§ Data shown:

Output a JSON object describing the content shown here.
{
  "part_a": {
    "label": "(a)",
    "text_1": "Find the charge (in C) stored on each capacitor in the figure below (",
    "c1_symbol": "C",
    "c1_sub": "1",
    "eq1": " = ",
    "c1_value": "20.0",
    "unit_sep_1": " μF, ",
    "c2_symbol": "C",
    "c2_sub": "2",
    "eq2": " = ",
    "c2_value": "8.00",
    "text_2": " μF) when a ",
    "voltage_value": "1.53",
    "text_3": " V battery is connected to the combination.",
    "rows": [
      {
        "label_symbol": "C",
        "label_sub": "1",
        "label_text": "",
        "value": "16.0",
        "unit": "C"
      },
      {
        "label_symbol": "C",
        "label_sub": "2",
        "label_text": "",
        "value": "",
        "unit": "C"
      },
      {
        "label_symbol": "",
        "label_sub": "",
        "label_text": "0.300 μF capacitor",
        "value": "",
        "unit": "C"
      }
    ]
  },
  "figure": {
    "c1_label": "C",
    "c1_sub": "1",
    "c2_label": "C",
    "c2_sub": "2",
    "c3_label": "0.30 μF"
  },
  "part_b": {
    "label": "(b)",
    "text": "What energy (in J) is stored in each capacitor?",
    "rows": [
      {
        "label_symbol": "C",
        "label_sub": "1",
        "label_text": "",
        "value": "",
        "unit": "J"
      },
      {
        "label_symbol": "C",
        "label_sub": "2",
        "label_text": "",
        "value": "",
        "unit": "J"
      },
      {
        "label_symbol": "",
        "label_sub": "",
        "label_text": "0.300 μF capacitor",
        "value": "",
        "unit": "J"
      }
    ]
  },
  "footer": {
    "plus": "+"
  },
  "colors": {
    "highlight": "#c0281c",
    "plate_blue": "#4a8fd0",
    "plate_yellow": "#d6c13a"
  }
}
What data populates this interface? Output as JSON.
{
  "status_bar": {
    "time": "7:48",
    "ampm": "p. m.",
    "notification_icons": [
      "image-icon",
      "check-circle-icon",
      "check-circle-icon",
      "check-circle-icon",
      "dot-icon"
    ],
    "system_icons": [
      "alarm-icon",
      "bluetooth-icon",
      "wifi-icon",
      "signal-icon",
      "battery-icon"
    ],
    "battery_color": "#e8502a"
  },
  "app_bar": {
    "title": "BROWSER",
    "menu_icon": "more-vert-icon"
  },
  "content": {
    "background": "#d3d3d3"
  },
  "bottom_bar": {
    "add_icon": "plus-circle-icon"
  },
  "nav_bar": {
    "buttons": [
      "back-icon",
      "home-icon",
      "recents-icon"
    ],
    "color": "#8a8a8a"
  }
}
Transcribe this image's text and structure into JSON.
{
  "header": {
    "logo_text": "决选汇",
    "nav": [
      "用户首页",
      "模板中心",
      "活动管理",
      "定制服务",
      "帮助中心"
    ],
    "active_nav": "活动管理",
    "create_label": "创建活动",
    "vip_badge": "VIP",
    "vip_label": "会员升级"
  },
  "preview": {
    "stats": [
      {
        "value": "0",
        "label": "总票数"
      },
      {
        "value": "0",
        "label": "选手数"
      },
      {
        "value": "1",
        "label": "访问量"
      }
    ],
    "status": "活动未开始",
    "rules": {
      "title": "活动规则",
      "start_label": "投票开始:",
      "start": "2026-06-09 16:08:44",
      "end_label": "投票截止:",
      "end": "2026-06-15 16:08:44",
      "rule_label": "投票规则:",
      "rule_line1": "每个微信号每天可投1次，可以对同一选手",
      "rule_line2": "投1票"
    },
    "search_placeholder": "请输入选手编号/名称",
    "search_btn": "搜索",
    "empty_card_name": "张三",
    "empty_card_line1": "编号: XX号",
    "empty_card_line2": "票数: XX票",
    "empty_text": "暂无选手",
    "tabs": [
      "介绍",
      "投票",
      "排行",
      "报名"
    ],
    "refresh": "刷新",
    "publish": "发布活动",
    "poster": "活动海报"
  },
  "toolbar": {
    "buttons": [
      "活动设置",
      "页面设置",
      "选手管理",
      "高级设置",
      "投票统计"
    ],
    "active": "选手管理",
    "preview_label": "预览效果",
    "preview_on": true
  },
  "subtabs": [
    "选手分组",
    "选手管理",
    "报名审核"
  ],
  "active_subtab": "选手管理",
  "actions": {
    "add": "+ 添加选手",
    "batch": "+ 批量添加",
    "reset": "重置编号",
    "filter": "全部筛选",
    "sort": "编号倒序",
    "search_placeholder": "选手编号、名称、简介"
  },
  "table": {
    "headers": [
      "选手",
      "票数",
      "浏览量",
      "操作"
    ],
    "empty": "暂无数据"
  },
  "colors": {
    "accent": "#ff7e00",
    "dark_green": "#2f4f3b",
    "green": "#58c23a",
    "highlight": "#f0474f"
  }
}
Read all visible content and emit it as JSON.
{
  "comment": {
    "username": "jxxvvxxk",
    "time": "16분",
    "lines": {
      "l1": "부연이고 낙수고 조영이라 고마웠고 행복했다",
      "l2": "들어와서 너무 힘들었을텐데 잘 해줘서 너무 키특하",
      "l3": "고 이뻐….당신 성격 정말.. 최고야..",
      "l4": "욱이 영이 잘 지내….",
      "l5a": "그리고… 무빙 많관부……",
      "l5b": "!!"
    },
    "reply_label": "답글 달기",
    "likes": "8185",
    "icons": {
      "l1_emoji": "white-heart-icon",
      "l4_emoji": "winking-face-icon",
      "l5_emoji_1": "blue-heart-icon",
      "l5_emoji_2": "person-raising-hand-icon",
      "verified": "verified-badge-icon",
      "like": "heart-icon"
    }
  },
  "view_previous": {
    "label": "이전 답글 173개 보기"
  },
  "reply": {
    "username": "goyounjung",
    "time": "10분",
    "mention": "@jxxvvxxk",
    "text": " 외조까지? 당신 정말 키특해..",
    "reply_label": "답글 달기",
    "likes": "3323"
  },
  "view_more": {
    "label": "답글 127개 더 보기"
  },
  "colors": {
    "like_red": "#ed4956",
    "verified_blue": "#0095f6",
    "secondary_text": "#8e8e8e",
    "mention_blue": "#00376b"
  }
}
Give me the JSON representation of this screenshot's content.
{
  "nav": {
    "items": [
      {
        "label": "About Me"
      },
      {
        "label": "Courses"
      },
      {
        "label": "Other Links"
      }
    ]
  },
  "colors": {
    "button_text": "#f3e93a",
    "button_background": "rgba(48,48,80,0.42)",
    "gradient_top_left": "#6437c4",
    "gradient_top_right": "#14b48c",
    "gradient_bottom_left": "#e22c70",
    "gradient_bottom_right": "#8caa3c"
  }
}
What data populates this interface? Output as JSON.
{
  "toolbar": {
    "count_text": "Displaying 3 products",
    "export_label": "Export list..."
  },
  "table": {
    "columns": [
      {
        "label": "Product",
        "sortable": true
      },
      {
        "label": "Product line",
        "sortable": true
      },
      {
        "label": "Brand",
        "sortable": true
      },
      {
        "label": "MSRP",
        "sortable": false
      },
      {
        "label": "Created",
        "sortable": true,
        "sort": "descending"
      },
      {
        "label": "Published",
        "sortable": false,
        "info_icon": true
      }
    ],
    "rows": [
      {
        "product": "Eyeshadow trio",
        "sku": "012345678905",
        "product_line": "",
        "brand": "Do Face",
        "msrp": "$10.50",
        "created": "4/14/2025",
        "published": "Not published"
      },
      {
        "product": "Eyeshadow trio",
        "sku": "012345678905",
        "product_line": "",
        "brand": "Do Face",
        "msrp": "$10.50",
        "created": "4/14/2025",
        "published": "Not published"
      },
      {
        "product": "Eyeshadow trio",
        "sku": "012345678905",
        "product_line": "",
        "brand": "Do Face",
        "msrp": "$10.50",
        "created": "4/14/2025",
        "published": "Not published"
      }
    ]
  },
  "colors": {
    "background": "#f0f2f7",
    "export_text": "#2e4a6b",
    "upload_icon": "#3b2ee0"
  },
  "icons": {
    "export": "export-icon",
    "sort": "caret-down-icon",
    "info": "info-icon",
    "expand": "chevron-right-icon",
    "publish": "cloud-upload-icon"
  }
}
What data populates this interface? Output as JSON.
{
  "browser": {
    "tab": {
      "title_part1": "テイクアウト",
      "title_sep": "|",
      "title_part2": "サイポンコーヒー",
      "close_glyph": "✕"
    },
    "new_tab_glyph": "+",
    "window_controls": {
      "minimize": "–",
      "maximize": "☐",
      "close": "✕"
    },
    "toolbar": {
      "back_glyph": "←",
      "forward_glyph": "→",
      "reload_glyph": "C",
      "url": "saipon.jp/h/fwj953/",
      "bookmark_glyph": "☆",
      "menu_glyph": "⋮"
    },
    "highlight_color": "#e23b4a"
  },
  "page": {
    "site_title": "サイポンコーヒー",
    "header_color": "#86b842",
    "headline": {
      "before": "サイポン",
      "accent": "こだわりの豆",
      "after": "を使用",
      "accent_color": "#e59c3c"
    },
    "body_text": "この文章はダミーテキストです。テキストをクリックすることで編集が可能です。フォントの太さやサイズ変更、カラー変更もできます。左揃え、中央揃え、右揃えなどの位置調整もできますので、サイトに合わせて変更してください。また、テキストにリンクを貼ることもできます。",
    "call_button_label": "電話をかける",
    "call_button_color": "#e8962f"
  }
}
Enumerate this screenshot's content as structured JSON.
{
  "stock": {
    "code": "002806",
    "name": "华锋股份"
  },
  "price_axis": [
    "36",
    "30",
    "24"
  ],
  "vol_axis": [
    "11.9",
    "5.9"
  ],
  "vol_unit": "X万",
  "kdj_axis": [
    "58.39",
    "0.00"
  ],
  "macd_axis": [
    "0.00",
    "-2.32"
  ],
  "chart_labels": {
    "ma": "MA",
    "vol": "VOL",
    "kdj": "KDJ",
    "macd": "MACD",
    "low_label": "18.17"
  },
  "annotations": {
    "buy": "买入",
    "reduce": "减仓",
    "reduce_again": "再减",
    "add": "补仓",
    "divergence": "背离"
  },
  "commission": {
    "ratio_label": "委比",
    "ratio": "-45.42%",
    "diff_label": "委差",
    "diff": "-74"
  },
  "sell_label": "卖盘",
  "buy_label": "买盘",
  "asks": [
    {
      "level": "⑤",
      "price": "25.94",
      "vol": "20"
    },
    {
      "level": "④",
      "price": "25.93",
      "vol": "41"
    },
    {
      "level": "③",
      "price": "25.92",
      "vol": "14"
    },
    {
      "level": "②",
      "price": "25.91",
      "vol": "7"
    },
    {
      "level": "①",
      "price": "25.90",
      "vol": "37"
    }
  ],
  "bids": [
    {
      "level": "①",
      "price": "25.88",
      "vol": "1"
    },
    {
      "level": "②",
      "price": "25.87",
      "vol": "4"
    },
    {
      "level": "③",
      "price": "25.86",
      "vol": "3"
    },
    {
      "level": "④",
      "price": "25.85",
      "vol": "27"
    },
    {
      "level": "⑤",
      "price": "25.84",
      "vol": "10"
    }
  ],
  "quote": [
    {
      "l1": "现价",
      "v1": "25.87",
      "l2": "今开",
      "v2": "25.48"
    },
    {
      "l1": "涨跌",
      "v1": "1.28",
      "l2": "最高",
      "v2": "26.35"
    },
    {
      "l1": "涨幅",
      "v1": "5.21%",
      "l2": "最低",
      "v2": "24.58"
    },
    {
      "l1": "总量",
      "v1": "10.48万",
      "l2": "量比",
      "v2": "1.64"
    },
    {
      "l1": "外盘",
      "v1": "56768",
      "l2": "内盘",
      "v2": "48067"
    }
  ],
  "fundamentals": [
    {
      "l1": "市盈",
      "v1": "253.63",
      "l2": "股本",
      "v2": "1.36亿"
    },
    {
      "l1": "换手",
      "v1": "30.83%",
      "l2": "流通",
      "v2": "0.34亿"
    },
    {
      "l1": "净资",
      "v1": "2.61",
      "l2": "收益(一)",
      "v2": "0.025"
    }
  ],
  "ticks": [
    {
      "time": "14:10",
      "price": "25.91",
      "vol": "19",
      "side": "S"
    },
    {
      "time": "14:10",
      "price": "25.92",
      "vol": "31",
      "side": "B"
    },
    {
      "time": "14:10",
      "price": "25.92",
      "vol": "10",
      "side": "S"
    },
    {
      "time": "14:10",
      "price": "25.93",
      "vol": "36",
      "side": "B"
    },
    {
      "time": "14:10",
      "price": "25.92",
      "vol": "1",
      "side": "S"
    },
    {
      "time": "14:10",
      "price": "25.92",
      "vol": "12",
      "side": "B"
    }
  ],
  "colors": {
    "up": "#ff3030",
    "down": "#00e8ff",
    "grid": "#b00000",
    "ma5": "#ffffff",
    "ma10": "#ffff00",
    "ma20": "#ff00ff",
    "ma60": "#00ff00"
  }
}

§ What is asked: How many lines in the listing above contain the string "サイポンコーヒー"? Answer with the number only.

§ Exercise response: 2